Your task.
Can you transcribe every line exactly and leave the pictures behind?

(Saved data entries)

-- BEGIN --

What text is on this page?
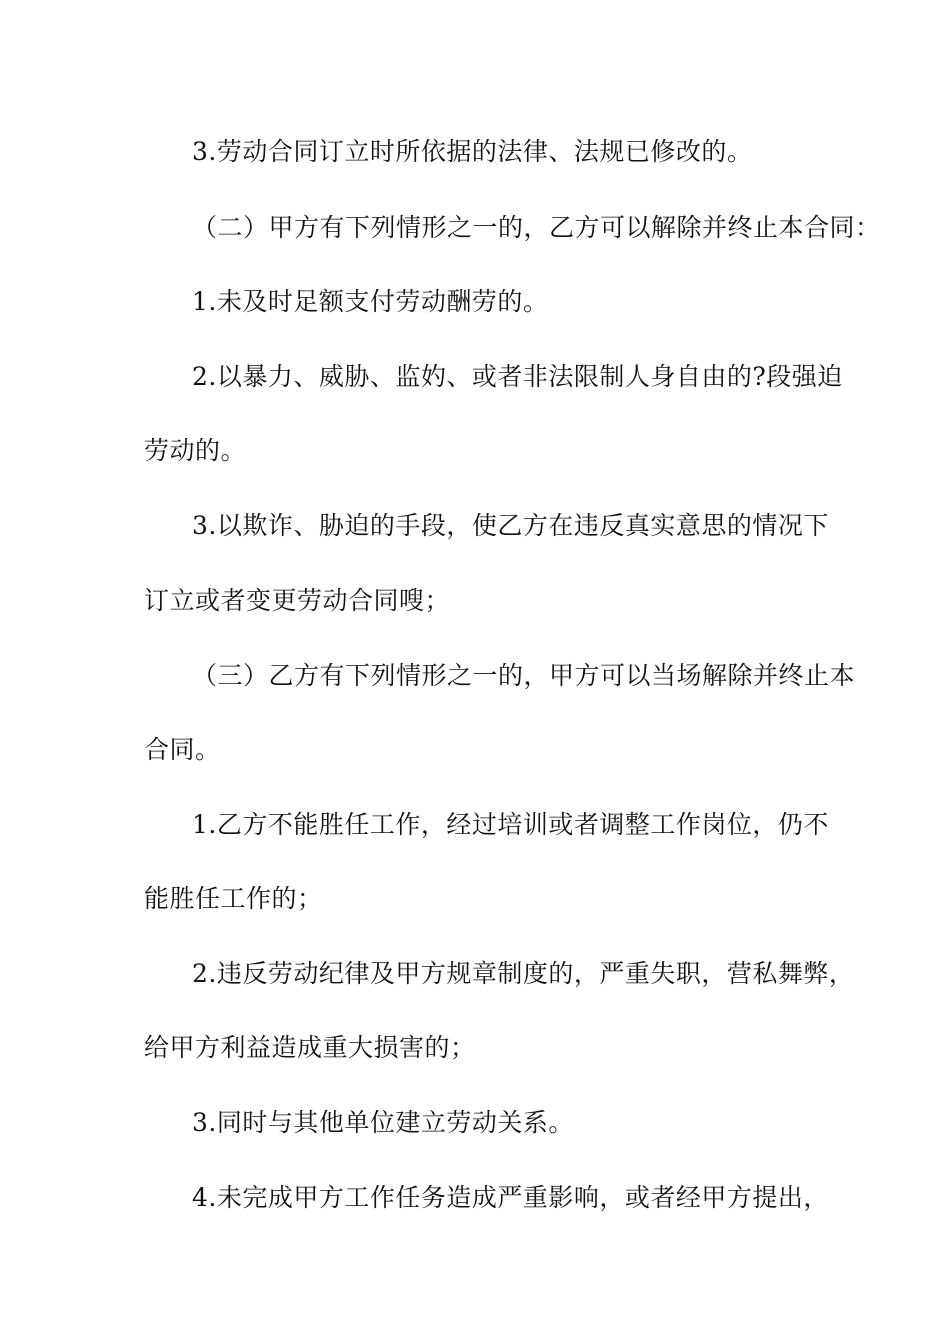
3.劳动合同订立时所依据的法律、法规已修改的。
（二）甲方有下列情形之一的，乙方可以解除并终止本合同：
1.未及时足额支付劳动酬劳的。
2.以暴力、威胁、监妁、或者非法限制人身自由的?段强迫
劳动的。
3.以欺诈、胁迫的手段，使乙方在违反真实意思的情况下
订立或者变更劳动合同嗖；
（三）乙方有下列情形之一的，甲方可以当场解除并终止本
合同。
1.乙方不能胜任工作，经过培训或者调整工作岗位，仍不
能胜任工作的；
2.违反劳动纪律及甲方规章制度的，严重失职，营私舞弊，
给甲方利益造成重大损害的；
3.同时与其他单位建立劳动关系。
4.未完成甲方工作任务造成严重影响，或者经甲方提出，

-- END --

Answer to this exercise.
What text is on this page?
3.劳动合同订立时所依据的法律、法规已修改的。
（二）甲方有下列情形之一的，乙方可以解除并终止本合同：
1.未及时足额支付劳动酬劳的。
2.以暴力、威胁、监妁、或者非法限制人身自由的?段强迫
劳动的。
3.以欺诈、胁迫的手段，使乙方在违反真实意思的情况下
订立或者变更劳动合同嗖；
（三）乙方有下列情形之一的，甲方可以当场解除并终止本
合同。
1.乙方不能胜任工作，经过培训或者调整工作岗位，仍不
能胜任工作的；
2.违反劳动纪律及甲方规章制度的，严重失职，营私舞弊，
给甲方利益造成重大损害的；
3.同时与其他单位建立劳动关系。
4.未完成甲方工作任务造成严重影响，或者经甲方提出，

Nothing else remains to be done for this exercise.